Directions:
What follows is a block of records; restate each one word for word.

* start *

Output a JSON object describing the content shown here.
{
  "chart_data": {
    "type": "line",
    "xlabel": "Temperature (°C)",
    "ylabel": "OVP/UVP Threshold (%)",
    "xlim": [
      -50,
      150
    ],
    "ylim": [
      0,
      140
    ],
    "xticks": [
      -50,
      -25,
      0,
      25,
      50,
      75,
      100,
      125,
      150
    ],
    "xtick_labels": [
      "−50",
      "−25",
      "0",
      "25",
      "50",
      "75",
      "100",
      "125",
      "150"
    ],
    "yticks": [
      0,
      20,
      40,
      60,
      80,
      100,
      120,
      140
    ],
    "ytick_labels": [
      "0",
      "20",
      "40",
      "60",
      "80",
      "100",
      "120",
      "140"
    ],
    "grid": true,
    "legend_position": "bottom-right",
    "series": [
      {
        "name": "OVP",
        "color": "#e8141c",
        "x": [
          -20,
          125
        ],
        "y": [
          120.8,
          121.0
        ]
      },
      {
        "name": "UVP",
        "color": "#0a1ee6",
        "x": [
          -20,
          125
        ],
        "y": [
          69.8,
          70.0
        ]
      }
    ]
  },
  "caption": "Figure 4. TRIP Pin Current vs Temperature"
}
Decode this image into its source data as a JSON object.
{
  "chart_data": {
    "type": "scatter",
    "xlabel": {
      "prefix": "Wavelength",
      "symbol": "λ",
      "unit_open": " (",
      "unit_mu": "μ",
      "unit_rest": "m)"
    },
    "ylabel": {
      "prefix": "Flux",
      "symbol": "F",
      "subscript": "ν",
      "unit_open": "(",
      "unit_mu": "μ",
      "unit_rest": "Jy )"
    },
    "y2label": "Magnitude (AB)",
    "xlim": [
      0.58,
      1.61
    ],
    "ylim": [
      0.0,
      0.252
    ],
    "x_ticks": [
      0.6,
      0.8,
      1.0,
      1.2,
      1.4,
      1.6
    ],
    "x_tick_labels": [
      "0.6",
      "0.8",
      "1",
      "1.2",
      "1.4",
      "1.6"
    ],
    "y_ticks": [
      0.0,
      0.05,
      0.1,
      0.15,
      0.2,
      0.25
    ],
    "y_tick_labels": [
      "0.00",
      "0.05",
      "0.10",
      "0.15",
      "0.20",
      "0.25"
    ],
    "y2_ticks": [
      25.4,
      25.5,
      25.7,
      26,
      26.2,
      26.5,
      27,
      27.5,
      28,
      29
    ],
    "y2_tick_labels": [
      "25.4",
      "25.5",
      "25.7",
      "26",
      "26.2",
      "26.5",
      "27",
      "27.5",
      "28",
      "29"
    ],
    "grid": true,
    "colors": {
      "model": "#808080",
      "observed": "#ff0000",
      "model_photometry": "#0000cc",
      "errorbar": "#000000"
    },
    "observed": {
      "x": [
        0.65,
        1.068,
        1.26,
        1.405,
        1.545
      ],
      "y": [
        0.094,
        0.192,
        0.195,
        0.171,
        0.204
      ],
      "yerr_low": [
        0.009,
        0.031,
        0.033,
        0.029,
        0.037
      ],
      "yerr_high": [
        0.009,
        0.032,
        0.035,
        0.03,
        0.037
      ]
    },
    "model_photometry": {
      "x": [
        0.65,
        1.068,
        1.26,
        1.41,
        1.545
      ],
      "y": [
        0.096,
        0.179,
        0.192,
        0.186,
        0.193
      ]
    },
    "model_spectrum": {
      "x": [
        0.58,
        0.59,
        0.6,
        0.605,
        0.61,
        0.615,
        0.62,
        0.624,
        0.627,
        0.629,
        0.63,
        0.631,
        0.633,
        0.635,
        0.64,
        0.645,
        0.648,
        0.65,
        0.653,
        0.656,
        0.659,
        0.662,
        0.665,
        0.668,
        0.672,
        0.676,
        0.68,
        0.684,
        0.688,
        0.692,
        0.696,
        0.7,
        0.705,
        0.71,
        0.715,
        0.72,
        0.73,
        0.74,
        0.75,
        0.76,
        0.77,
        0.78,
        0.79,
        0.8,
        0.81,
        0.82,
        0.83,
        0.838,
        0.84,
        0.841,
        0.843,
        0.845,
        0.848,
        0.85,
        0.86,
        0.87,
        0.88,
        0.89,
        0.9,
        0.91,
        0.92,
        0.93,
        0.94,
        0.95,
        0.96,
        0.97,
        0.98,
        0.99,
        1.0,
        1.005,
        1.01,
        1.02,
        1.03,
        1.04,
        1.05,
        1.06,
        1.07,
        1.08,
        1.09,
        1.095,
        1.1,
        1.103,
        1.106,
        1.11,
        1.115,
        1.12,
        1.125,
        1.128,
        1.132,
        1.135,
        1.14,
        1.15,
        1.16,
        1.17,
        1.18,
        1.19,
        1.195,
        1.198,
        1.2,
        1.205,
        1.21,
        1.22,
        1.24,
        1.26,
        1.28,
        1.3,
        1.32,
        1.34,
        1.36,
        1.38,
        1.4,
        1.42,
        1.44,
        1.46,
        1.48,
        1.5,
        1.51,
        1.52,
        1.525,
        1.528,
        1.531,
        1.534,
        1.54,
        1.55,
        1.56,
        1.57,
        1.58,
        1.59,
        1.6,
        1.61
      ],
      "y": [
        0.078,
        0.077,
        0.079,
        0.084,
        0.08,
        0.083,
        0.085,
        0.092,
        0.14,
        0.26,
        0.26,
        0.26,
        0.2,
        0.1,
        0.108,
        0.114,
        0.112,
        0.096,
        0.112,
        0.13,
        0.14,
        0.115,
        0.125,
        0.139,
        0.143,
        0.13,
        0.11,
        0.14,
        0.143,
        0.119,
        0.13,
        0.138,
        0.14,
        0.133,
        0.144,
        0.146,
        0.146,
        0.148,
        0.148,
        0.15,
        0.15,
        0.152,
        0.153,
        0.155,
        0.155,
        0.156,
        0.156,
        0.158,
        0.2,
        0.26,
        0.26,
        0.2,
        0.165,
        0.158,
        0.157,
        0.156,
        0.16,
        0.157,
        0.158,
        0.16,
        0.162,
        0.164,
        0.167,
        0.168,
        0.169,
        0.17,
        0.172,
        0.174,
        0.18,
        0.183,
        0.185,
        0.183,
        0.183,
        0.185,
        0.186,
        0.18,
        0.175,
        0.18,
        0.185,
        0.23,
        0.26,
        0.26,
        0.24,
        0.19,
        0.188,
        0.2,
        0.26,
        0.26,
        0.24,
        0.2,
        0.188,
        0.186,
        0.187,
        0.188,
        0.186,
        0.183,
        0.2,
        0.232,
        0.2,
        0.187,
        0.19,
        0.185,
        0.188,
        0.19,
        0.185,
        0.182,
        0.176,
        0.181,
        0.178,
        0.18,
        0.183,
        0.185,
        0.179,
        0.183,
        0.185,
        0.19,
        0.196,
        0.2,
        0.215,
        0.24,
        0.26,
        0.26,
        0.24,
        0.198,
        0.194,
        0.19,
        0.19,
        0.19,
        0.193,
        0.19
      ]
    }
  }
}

* end *

Complete response:
Output a JSON object describing the content shown here.
{
  "chart_data": {
    "type": "line",
    "xlabel": "Temperature (°C)",
    "ylabel": "OVP/UVP Threshold (%)",
    "xlim": [
      -50,
      150
    ],
    "ylim": [
      0,
      140
    ],
    "xticks": [
      -50,
      -25,
      0,
      25,
      50,
      75,
      100,
      125,
      150
    ],
    "xtick_labels": [
      "−50",
      "−25",
      "0",
      "25",
      "50",
      "75",
      "100",
      "125",
      "150"
    ],
    "yticks": [
      0,
      20,
      40,
      60,
      80,
      100,
      120,
      140
    ],
    "ytick_labels": [
      "0",
      "20",
      "40",
      "60",
      "80",
      "100",
      "120",
      "140"
    ],
    "grid": true,
    "legend_position": "bottom-right",
    "series": [
      {
        "name": "OVP",
        "color": "#e8141c",
        "x": [
          -20,
          125
        ],
        "y": [
          120.8,
          121.0
        ]
      },
      {
        "name": "UVP",
        "color": "#0a1ee6",
        "x": [
          -20,
          125
        ],
        "y": [
          69.8,
          70.0
        ]
      }
    ]
  },
  "caption": "Figure 4. TRIP Pin Current vs Temperature"
}
Decode this image into its source data as a JSON object.
{
  "chart_data": {
    "type": "scatter",
    "xlabel": {
      "prefix": "Wavelength",
      "symbol": "λ",
      "unit_open": " (",
      "unit_mu": "μ",
      "unit_rest": "m)"
    },
    "ylabel": {
      "prefix": "Flux",
      "symbol": "F",
      "subscript": "ν",
      "unit_open": "(",
      "unit_mu": "μ",
      "unit_rest": "Jy )"
    },
    "y2label": "Magnitude (AB)",
    "xlim": [
      0.58,
      1.61
    ],
    "ylim": [
      0.0,
      0.252
    ],
    "x_ticks": [
      0.6,
      0.8,
      1.0,
      1.2,
      1.4,
      1.6
    ],
    "x_tick_labels": [
      "0.6",
      "0.8",
      "1",
      "1.2",
      "1.4",
      "1.6"
    ],
    "y_ticks": [
      0.0,
      0.05,
      0.1,
      0.15,
      0.2,
      0.25
    ],
    "y_tick_labels": [
      "0.00",
      "0.05",
      "0.10",
      "0.15",
      "0.20",
      "0.25"
    ],
    "y2_ticks": [
      25.4,
      25.5,
      25.7,
      26,
      26.2,
      26.5,
      27,
      27.5,
      28,
      29
    ],
    "y2_tick_labels": [
      "25.4",
      "25.5",
      "25.7",
      "26",
      "26.2",
      "26.5",
      "27",
      "27.5",
      "28",
      "29"
    ],
    "grid": true,
    "colors": {
      "model": "#808080",
      "observed": "#ff0000",
      "model_photometry": "#0000cc",
      "errorbar": "#000000"
    },
    "observed": {
      "x": [
        0.65,
        1.068,
        1.26,
        1.405,
        1.545
      ],
      "y": [
        0.094,
        0.192,
        0.195,
        0.171,
        0.204
      ],
      "yerr_low": [
        0.009,
        0.031,
        0.033,
        0.029,
        0.037
      ],
      "yerr_high": [
        0.009,
        0.032,
        0.035,
        0.03,
        0.037
      ]
    },
    "model_photometry": {
      "x": [
        0.65,
        1.068,
        1.26,
        1.41,
        1.545
      ],
      "y": [
        0.096,
        0.179,
        0.192,
        0.186,
        0.193
      ]
    },
    "model_spectrum": {
      "x": [
        0.58,
        0.59,
        0.6,
        0.605,
        0.61,
        0.615,
        0.62,
        0.624,
        0.627,
        0.629,
        0.63,
        0.631,
        0.633,
        0.635,
        0.64,
        0.645,
        0.648,
        0.65,
        0.653,
        0.656,
        0.659,
        0.662,
        0.665,
        0.668,
        0.672,
        0.676,
        0.68,
        0.684,
        0.688,
        0.692,
        0.696,
        0.7,
        0.705,
        0.71,
        0.715,
        0.72,
        0.73,
        0.74,
        0.75,
        0.76,
        0.77,
        0.78,
        0.79,
        0.8,
        0.81,
        0.82,
        0.83,
        0.838,
        0.84,
        0.841,
        0.843,
        0.845,
        0.848,
        0.85,
        0.86,
        0.87,
        0.88,
        0.89,
        0.9,
        0.91,
        0.92,
        0.93,
        0.94,
        0.95,
        0.96,
        0.97,
        0.98,
        0.99,
        1.0,
        1.005,
        1.01,
        1.02,
        1.03,
        1.04,
        1.05,
        1.06,
        1.07,
        1.08,
        1.09,
        1.095,
        1.1,
        1.103,
        1.106,
        1.11,
        1.115,
        1.12,
        1.125,
        1.128,
        1.132,
        1.135,
        1.14,
        1.15,
        1.16,
        1.17,
        1.18,
        1.19,
        1.195,
        1.198,
        1.2,
        1.205,
        1.21,
        1.22,
        1.24,
        1.26,
        1.28,
        1.3,
        1.32,
        1.34,
        1.36,
        1.38,
        1.4,
        1.42,
        1.44,
        1.46,
        1.48,
        1.5,
        1.51,
        1.52,
        1.525,
        1.528,
        1.531,
        1.534,
        1.54,
        1.55,
        1.56,
        1.57,
        1.58,
        1.59,
        1.6,
        1.61
      ],
      "y": [
        0.078,
        0.077,
        0.079,
        0.084,
        0.08,
        0.083,
        0.085,
        0.092,
        0.14,
        0.26,
        0.26,
        0.26,
        0.2,
        0.1,
        0.108,
        0.114,
        0.112,
        0.096,
        0.112,
        0.13,
        0.14,
        0.115,
        0.125,
        0.139,
        0.143,
        0.13,
        0.11,
        0.14,
        0.143,
        0.119,
        0.13,
        0.138,
        0.14,
        0.133,
        0.144,
        0.146,
        0.146,
        0.148,
        0.148,
        0.15,
        0.15,
        0.152,
        0.153,
        0.155,
        0.155,
        0.156,
        0.156,
        0.158,
        0.2,
        0.26,
        0.26,
        0.2,
        0.165,
        0.158,
        0.157,
        0.156,
        0.16,
        0.157,
        0.158,
        0.16,
        0.162,
        0.164,
        0.167,
        0.168,
        0.169,
        0.17,
        0.172,
        0.174,
        0.18,
        0.183,
        0.185,
        0.183,
        0.183,
        0.185,
        0.186,
        0.18,
        0.175,
        0.18,
        0.185,
        0.23,
        0.26,
        0.26,
        0.24,
        0.19,
        0.188,
        0.2,
        0.26,
        0.26,
        0.24,
        0.2,
        0.188,
        0.186,
        0.187,
        0.188,
        0.186,
        0.183,
        0.2,
        0.232,
        0.2,
        0.187,
        0.19,
        0.185,
        0.188,
        0.19,
        0.185,
        0.182,
        0.176,
        0.181,
        0.178,
        0.18,
        0.183,
        0.185,
        0.179,
        0.183,
        0.185,
        0.19,
        0.196,
        0.2,
        0.215,
        0.24,
        0.26,
        0.26,
        0.24,
        0.198,
        0.194,
        0.19,
        0.19,
        0.19,
        0.193,
        0.19
      ]
    }
  }
}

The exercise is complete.